-- Begin DATA SECTION --

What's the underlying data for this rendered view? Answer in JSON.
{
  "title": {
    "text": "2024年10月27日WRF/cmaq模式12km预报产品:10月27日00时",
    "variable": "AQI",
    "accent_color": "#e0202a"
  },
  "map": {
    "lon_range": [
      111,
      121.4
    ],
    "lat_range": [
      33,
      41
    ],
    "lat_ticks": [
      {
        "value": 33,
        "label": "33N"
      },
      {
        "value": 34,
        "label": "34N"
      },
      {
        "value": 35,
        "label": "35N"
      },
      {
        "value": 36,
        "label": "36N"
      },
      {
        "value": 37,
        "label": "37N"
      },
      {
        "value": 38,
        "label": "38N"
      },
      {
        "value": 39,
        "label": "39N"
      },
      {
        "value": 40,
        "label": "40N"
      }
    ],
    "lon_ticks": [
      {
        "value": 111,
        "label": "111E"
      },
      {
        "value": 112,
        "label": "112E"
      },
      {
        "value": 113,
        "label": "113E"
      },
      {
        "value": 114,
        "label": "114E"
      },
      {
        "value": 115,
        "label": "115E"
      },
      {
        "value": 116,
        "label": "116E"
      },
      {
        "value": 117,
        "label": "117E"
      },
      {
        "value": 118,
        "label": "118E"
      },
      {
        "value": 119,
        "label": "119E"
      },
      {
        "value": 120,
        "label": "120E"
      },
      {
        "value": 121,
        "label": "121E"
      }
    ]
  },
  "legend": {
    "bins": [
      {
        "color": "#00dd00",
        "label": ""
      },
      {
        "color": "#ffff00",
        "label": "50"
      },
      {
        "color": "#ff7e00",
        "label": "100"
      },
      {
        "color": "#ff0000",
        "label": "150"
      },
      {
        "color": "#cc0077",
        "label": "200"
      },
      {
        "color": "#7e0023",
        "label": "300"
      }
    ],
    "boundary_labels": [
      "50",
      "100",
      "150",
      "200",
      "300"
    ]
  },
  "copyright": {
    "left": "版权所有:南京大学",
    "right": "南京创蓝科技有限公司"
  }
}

-- End DATA SECTION --
-- Begin DATA SECTION --

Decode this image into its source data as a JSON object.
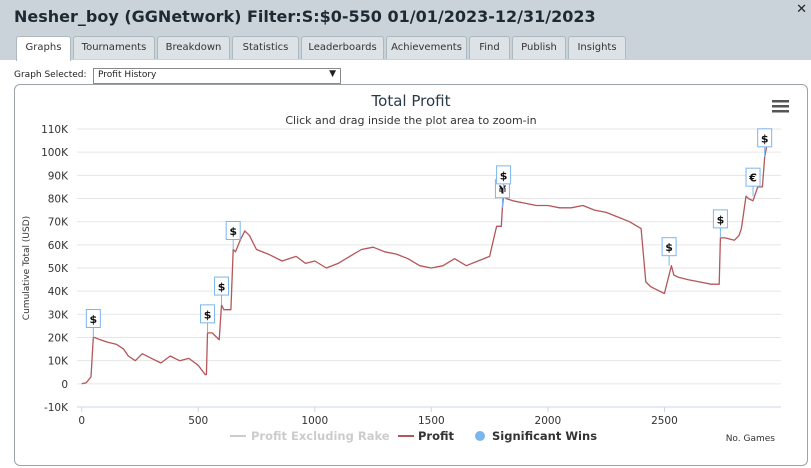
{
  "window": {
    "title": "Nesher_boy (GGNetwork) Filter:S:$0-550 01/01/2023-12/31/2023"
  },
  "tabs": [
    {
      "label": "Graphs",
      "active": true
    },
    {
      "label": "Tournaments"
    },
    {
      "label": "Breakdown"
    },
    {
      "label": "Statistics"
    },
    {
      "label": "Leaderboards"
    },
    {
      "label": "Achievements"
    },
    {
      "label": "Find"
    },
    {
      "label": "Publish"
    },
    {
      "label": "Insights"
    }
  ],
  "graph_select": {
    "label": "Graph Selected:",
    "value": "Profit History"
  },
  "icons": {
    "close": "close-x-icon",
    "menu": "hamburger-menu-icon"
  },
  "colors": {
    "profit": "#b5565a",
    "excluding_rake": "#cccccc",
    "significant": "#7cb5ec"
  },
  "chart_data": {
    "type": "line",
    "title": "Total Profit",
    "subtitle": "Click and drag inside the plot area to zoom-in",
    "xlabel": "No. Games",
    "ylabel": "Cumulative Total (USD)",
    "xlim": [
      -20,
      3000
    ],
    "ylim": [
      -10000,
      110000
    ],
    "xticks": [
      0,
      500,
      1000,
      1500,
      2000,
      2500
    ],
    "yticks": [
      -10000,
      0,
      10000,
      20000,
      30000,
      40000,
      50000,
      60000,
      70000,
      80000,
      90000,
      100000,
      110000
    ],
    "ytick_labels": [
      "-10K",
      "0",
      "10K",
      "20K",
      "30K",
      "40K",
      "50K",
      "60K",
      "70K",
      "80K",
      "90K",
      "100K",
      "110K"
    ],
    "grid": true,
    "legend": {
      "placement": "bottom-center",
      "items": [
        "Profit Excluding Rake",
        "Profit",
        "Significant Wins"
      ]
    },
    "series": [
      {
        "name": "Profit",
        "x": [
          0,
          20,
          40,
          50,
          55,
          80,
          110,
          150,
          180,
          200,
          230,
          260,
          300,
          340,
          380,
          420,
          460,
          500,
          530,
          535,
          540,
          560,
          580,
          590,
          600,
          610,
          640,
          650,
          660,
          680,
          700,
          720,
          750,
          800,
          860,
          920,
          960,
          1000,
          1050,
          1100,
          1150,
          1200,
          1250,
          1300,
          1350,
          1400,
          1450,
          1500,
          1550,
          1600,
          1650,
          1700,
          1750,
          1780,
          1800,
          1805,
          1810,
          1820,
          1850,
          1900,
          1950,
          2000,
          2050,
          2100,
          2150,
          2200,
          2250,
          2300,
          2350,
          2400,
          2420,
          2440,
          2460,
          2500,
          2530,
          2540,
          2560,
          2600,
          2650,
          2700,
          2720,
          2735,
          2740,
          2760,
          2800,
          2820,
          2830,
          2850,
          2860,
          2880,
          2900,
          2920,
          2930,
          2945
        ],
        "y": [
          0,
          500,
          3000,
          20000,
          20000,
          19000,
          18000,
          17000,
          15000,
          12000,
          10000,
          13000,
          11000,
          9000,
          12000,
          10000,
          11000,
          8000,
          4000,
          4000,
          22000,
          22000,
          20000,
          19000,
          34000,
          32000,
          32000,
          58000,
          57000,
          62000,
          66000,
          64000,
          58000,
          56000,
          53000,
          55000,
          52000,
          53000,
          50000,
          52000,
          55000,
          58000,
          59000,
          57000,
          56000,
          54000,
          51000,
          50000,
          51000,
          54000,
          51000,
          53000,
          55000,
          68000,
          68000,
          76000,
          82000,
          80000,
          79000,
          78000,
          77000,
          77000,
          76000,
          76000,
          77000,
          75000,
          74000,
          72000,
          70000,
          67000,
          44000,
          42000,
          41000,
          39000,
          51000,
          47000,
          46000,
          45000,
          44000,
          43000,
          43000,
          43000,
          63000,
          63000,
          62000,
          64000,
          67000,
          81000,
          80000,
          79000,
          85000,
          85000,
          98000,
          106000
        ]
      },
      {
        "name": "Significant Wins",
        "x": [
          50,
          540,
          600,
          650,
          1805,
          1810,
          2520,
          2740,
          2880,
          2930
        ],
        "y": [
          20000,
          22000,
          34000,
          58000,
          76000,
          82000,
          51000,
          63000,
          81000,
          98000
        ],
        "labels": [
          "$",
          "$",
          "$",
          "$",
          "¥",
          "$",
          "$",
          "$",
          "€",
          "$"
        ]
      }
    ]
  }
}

-- End DATA SECTION --

• [YOUR OBJECTIVE]
Where a line above contains the word "Total", copy that line.

• [COMPLETED EXERCISE]
    "title": "Total Profit",
    "ylabel": "Cumulative Total (USD)",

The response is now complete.